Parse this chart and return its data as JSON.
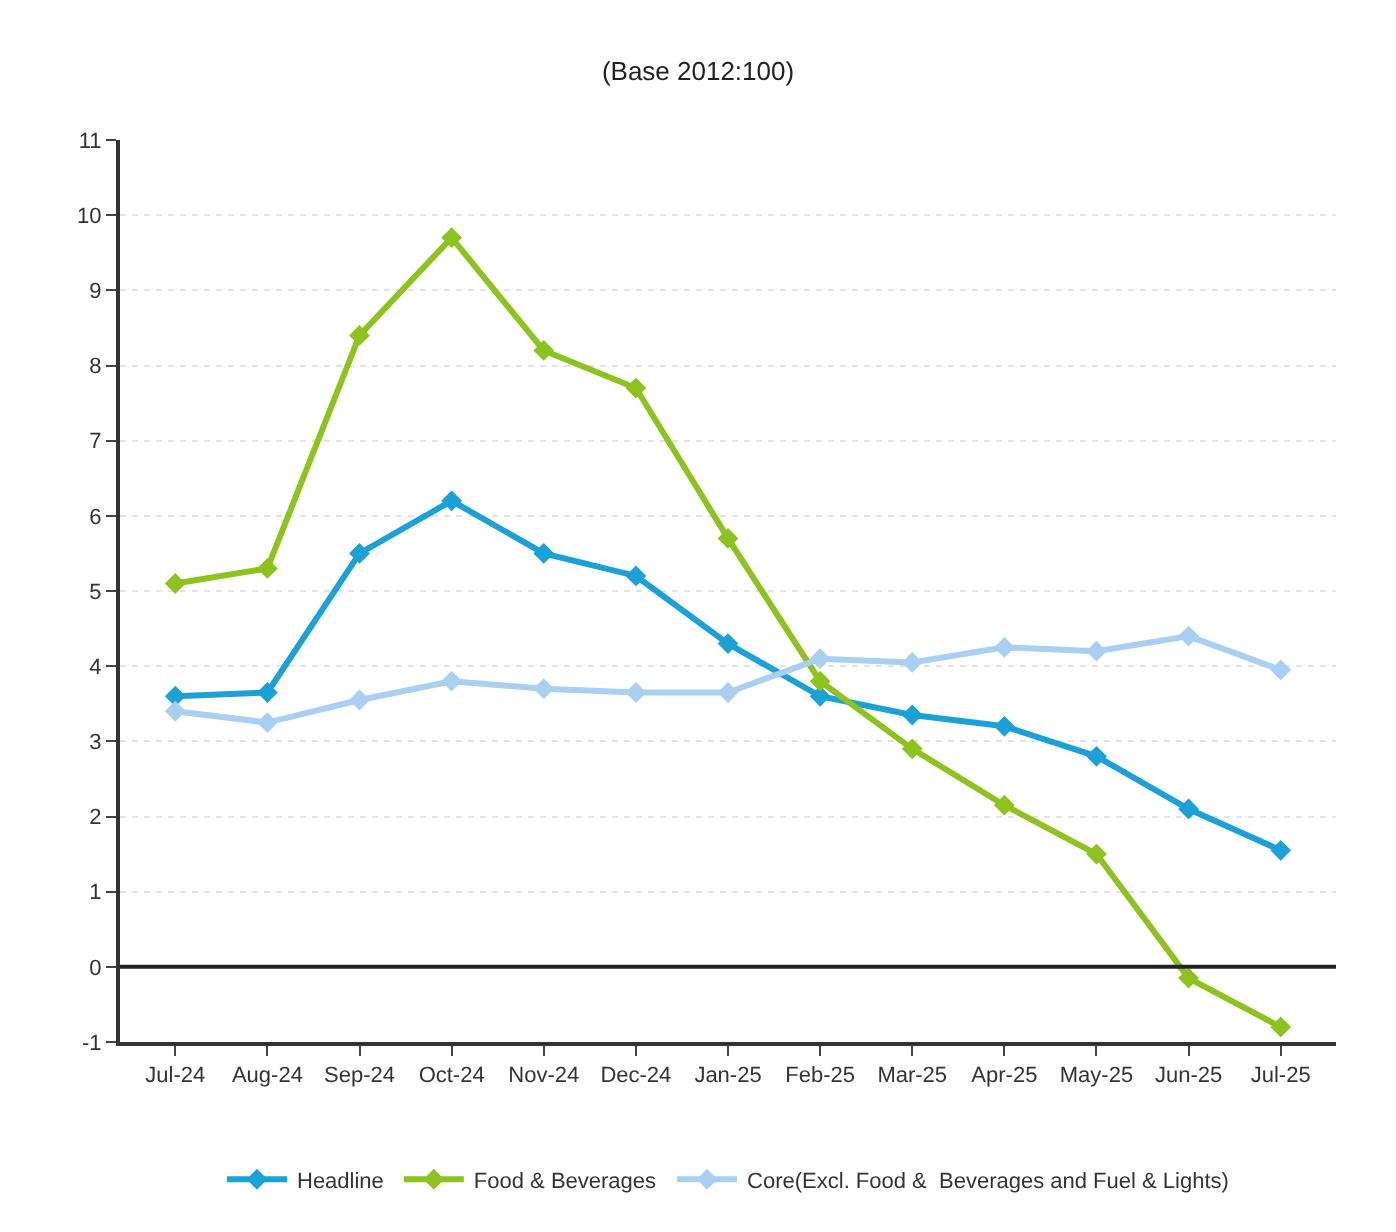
{
  "chart_data": {
    "type": "line",
    "title": "(Base 2012:100)",
    "categories": [
      "Jul-24",
      "Aug-24",
      "Sep-24",
      "Oct-24",
      "Nov-24",
      "Dec-24",
      "Jan-25",
      "Feb-25",
      "Mar-25",
      "Apr-25",
      "May-25",
      "Jun-25",
      "Jul-25"
    ],
    "series": [
      {
        "name": "Headline",
        "color": "#1ba1d8",
        "values": [
          3.6,
          3.65,
          5.5,
          6.2,
          5.5,
          5.2,
          4.3,
          3.6,
          3.35,
          3.2,
          2.8,
          2.1,
          1.55
        ]
      },
      {
        "name": "Food & Beverages",
        "color": "#8dc21f",
        "values": [
          5.1,
          5.3,
          8.4,
          9.7,
          8.2,
          7.7,
          5.7,
          3.8,
          2.9,
          2.15,
          1.5,
          -0.15,
          -0.8
        ]
      },
      {
        "name": "Core(Excl. Food &  Beverages and Fuel & Lights)",
        "color": "#a9cff2",
        "values": [
          3.4,
          3.25,
          3.55,
          3.8,
          3.7,
          3.65,
          3.65,
          4.1,
          4.05,
          4.25,
          4.2,
          4.4,
          3.95
        ]
      }
    ],
    "ylim": [
      -1,
      11
    ],
    "yticks": [
      -1,
      0,
      1,
      2,
      3,
      4,
      5,
      6,
      7,
      8,
      9,
      10,
      11
    ],
    "ref_lines": [
      {
        "axis": "y",
        "value": 0,
        "color": "#222222",
        "line_style": "solid"
      }
    ],
    "grid": "y",
    "legend": "bottom",
    "marker": "diamond",
    "line_style": "solid"
  }
}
┄┄┄┄┄┄┄┄┄┄
DIRECTIONS FOR THIS TASK
Leave the pictures out and output the rest of the listing exactly.

PROBLEM SOLUTION
Parse this chart and return its data as JSON.
{
  "chart_data": {
    "type": "line",
    "title": "(Base 2012:100)",
    "categories": [
      "Jul-24",
      "Aug-24",
      "Sep-24",
      "Oct-24",
      "Nov-24",
      "Dec-24",
      "Jan-25",
      "Feb-25",
      "Mar-25",
      "Apr-25",
      "May-25",
      "Jun-25",
      "Jul-25"
    ],
    "series": [
      {
        "name": "Headline",
        "color": "#1ba1d8",
        "values": [
          3.6,
          3.65,
          5.5,
          6.2,
          5.5,
          5.2,
          4.3,
          3.6,
          3.35,
          3.2,
          2.8,
          2.1,
          1.55
        ]
      },
      {
        "name": "Food & Beverages",
        "color": "#8dc21f",
        "values": [
          5.1,
          5.3,
          8.4,
          9.7,
          8.2,
          7.7,
          5.7,
          3.8,
          2.9,
          2.15,
          1.5,
          -0.15,
          -0.8
        ]
      },
      {
        "name": "Core(Excl. Food &  Beverages and Fuel & Lights)",
        "color": "#a9cff2",
        "values": [
          3.4,
          3.25,
          3.55,
          3.8,
          3.7,
          3.65,
          3.65,
          4.1,
          4.05,
          4.25,
          4.2,
          4.4,
          3.95
        ]
      }
    ],
    "ylim": [
      -1,
      11
    ],
    "yticks": [
      -1,
      0,
      1,
      2,
      3,
      4,
      5,
      6,
      7,
      8,
      9,
      10,
      11
    ],
    "ref_lines": [
      {
        "axis": "y",
        "value": 0,
        "color": "#222222",
        "line_style": "solid"
      }
    ],
    "grid": "y",
    "legend": "bottom",
    "marker": "diamond",
    "line_style": "solid"
  }
}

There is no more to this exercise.